* **Exercise aim**
Exactly reproduce the lines from the one containing "OCR this image." through the last line of the data, both ends included, leaving out pictures.

──────

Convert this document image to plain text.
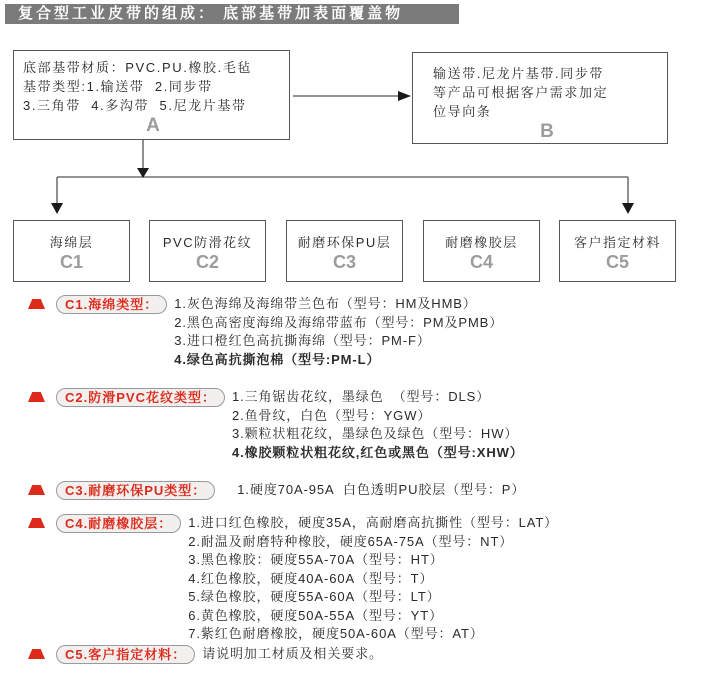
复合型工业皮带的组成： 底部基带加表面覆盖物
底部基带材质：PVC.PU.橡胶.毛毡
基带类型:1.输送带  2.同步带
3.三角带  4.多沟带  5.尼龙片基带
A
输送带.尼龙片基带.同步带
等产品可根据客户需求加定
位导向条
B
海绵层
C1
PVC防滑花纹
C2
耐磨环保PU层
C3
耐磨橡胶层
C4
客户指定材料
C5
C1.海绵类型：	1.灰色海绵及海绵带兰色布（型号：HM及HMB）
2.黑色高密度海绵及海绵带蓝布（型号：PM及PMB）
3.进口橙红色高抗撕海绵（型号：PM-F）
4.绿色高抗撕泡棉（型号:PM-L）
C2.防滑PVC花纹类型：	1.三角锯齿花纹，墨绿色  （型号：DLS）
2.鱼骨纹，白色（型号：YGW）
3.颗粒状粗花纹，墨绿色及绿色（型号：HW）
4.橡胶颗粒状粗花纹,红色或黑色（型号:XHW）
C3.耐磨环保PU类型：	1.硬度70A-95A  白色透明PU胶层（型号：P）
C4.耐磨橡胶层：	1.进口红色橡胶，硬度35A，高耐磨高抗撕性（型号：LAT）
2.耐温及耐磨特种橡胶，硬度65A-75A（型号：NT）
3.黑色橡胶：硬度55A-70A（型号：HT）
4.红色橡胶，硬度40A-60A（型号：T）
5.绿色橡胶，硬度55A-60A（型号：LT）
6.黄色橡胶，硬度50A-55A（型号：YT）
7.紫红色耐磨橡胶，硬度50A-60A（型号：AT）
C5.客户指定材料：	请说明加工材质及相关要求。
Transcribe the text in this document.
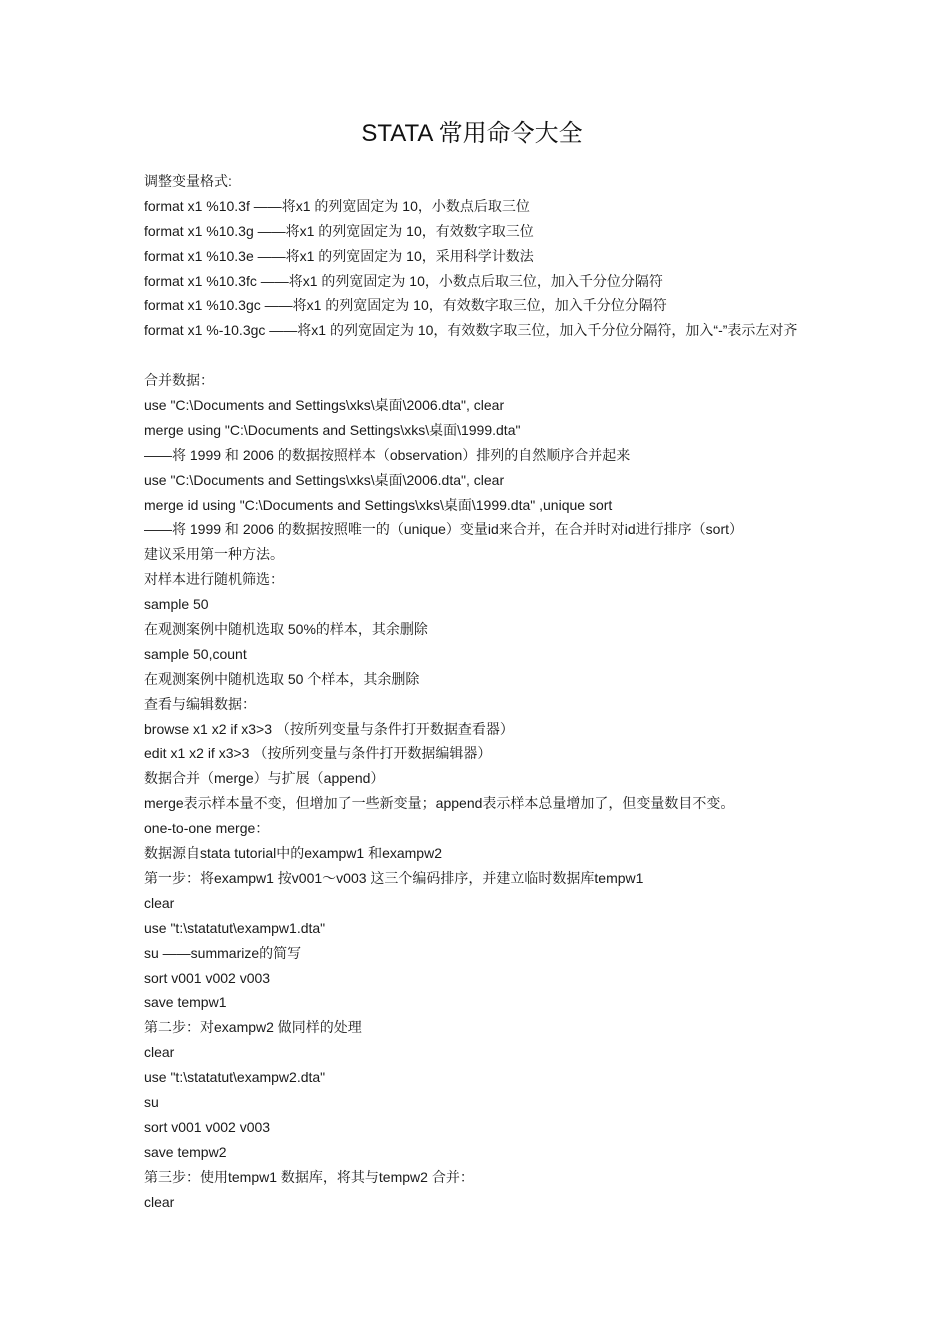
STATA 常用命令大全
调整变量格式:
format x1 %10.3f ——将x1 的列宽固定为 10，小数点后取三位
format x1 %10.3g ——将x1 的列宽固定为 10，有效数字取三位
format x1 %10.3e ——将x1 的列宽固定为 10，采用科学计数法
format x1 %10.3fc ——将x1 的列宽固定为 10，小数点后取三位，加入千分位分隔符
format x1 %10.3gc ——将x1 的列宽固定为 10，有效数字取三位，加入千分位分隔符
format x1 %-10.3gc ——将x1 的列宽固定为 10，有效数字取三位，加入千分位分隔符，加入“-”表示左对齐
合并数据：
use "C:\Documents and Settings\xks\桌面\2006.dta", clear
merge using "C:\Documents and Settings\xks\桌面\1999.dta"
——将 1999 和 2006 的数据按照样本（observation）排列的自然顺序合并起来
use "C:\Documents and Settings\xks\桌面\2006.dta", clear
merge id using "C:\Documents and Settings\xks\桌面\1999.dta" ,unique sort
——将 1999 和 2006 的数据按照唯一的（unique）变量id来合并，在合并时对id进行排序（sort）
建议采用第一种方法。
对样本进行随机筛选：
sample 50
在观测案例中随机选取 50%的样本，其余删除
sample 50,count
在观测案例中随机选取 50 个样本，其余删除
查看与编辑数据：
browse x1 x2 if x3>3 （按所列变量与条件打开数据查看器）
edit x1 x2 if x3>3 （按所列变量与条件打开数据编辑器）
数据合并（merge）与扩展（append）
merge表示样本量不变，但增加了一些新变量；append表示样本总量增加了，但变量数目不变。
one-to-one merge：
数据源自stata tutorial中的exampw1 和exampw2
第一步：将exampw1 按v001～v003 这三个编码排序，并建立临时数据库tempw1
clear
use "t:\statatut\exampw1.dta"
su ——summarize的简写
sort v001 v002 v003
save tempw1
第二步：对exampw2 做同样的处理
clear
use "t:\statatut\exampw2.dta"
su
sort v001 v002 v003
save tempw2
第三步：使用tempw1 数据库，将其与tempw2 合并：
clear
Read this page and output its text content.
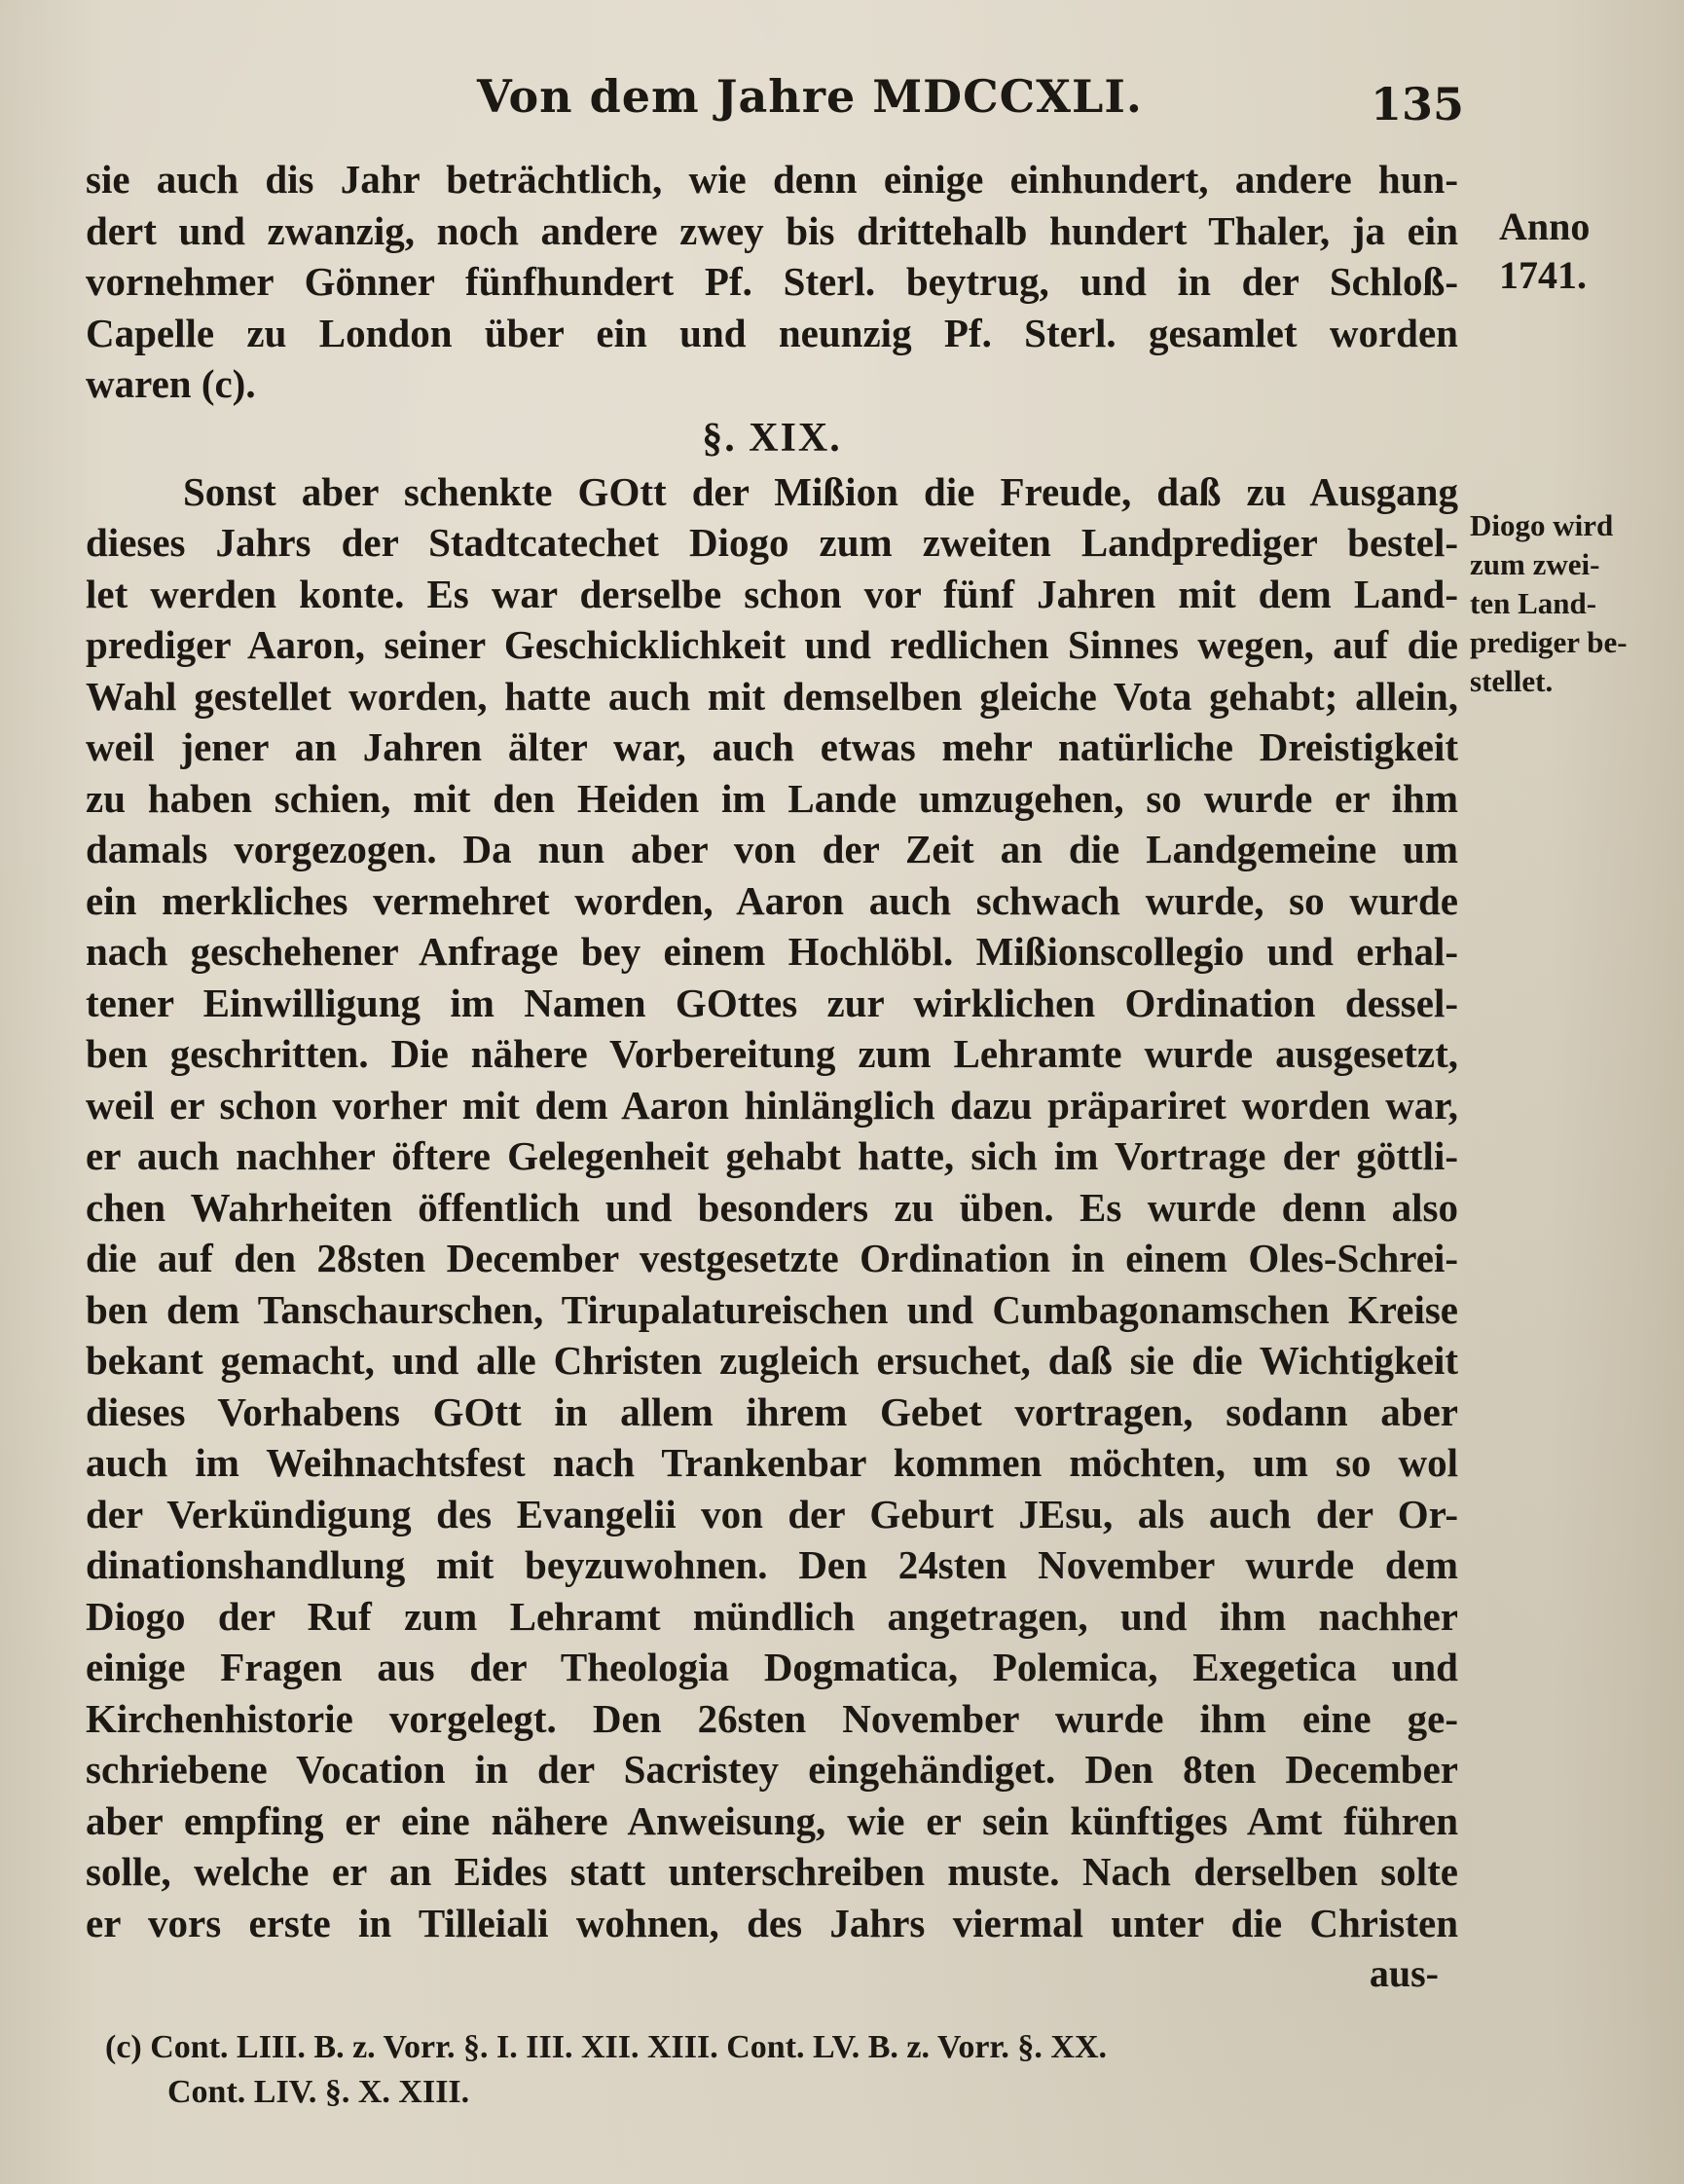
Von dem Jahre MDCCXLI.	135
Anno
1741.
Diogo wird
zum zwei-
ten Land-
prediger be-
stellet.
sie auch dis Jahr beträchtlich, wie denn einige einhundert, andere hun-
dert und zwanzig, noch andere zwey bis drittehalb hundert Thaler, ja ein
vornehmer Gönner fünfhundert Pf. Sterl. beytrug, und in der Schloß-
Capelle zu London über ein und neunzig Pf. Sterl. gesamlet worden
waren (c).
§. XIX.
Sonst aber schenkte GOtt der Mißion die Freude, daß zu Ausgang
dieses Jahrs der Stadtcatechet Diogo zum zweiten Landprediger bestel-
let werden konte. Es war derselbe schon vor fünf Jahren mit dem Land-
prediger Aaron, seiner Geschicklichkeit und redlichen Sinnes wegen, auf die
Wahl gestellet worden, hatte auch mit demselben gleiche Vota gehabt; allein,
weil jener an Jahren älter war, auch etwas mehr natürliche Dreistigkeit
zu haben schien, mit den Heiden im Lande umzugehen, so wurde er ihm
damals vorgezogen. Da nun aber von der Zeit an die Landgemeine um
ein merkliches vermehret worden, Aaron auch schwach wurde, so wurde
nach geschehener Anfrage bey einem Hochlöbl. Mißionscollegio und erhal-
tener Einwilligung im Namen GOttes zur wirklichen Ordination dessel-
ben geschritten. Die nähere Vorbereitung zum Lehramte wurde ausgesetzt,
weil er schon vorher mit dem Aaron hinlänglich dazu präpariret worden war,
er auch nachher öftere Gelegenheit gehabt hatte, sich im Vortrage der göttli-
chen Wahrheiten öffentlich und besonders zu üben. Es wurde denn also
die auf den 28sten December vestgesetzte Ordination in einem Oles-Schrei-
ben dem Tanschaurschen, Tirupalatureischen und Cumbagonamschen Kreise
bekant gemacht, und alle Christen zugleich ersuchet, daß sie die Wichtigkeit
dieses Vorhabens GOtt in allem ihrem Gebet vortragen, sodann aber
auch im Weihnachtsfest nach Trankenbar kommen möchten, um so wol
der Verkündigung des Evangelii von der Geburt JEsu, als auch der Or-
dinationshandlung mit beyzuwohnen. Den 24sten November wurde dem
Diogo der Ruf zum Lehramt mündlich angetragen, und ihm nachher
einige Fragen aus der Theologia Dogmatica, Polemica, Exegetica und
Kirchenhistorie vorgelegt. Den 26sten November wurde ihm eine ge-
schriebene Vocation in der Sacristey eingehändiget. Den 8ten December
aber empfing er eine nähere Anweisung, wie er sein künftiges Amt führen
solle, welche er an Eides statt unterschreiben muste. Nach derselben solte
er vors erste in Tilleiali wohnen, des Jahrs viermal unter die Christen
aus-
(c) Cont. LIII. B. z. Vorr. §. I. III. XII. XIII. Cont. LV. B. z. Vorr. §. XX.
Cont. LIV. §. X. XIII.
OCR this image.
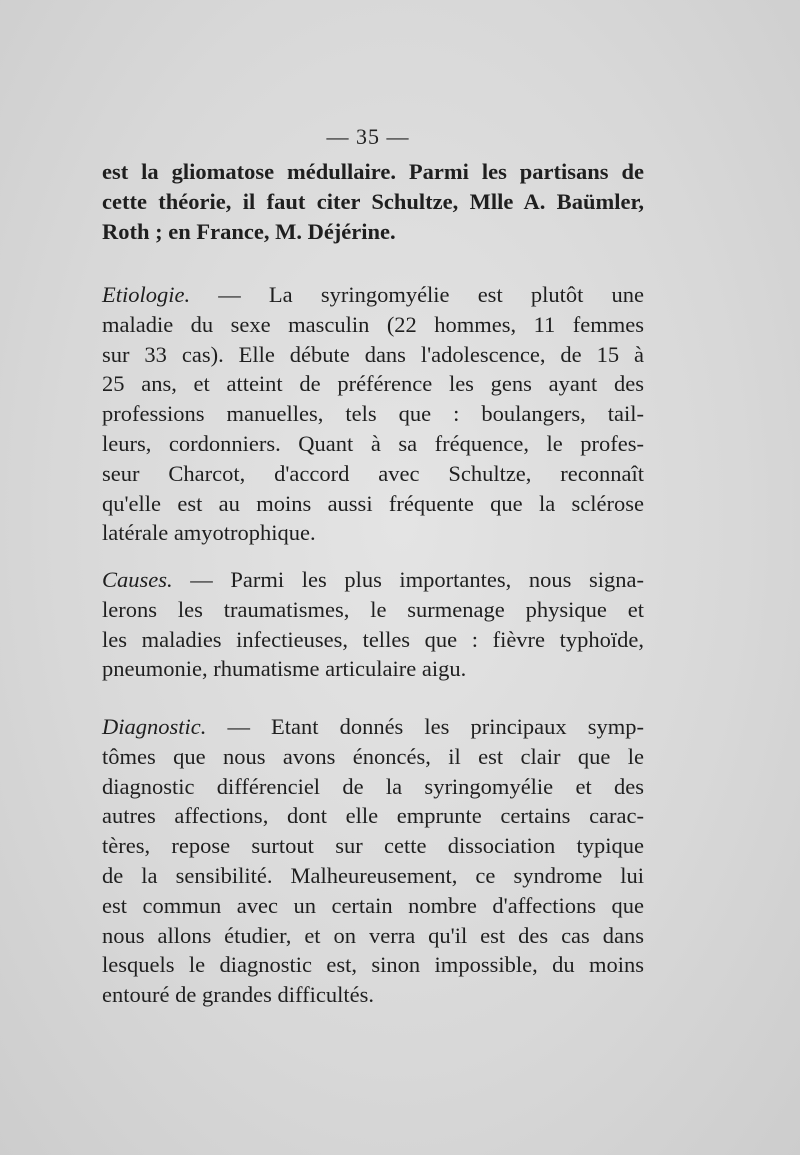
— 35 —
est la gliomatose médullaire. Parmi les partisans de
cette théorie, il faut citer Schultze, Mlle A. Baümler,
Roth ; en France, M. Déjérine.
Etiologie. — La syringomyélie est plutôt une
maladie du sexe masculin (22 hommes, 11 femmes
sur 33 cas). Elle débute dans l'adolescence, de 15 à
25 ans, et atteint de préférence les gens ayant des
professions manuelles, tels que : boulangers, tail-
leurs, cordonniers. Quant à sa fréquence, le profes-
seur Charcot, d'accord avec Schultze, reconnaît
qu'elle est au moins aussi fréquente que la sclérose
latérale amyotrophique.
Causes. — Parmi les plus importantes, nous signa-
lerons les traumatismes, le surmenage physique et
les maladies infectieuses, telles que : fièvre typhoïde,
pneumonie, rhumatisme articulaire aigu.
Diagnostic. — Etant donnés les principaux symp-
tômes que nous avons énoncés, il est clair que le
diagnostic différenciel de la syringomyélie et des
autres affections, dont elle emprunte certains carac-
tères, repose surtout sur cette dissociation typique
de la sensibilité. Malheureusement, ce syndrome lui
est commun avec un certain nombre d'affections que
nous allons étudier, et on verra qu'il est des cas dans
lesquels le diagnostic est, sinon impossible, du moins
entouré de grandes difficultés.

──────

* **Full answer**
OCR this image.
— 35 —
est la gliomatose médullaire. Parmi les partisans de
cette théorie, il faut citer Schultze, Mlle A. Baümler,
Roth ; en France, M. Déjérine.
Etiologie. — La syringomyélie est plutôt une
maladie du sexe masculin (22 hommes, 11 femmes
sur 33 cas). Elle débute dans l'adolescence, de 15 à
25 ans, et atteint de préférence les gens ayant des
professions manuelles, tels que : boulangers, tail-
leurs, cordonniers. Quant à sa fréquence, le profes-
seur Charcot, d'accord avec Schultze, reconnaît
qu'elle est au moins aussi fréquente que la sclérose
latérale amyotrophique.
Causes. — Parmi les plus importantes, nous signa-
lerons les traumatismes, le surmenage physique et
les maladies infectieuses, telles que : fièvre typhoïde,
pneumonie, rhumatisme articulaire aigu.
Diagnostic. — Etant donnés les principaux symp-
tômes que nous avons énoncés, il est clair que le
diagnostic différenciel de la syringomyélie et des
autres affections, dont elle emprunte certains carac-
tères, repose surtout sur cette dissociation typique
de la sensibilité. Malheureusement, ce syndrome lui
est commun avec un certain nombre d'affections que
nous allons étudier, et on verra qu'il est des cas dans
lesquels le diagnostic est, sinon impossible, du moins
entouré de grandes difficultés.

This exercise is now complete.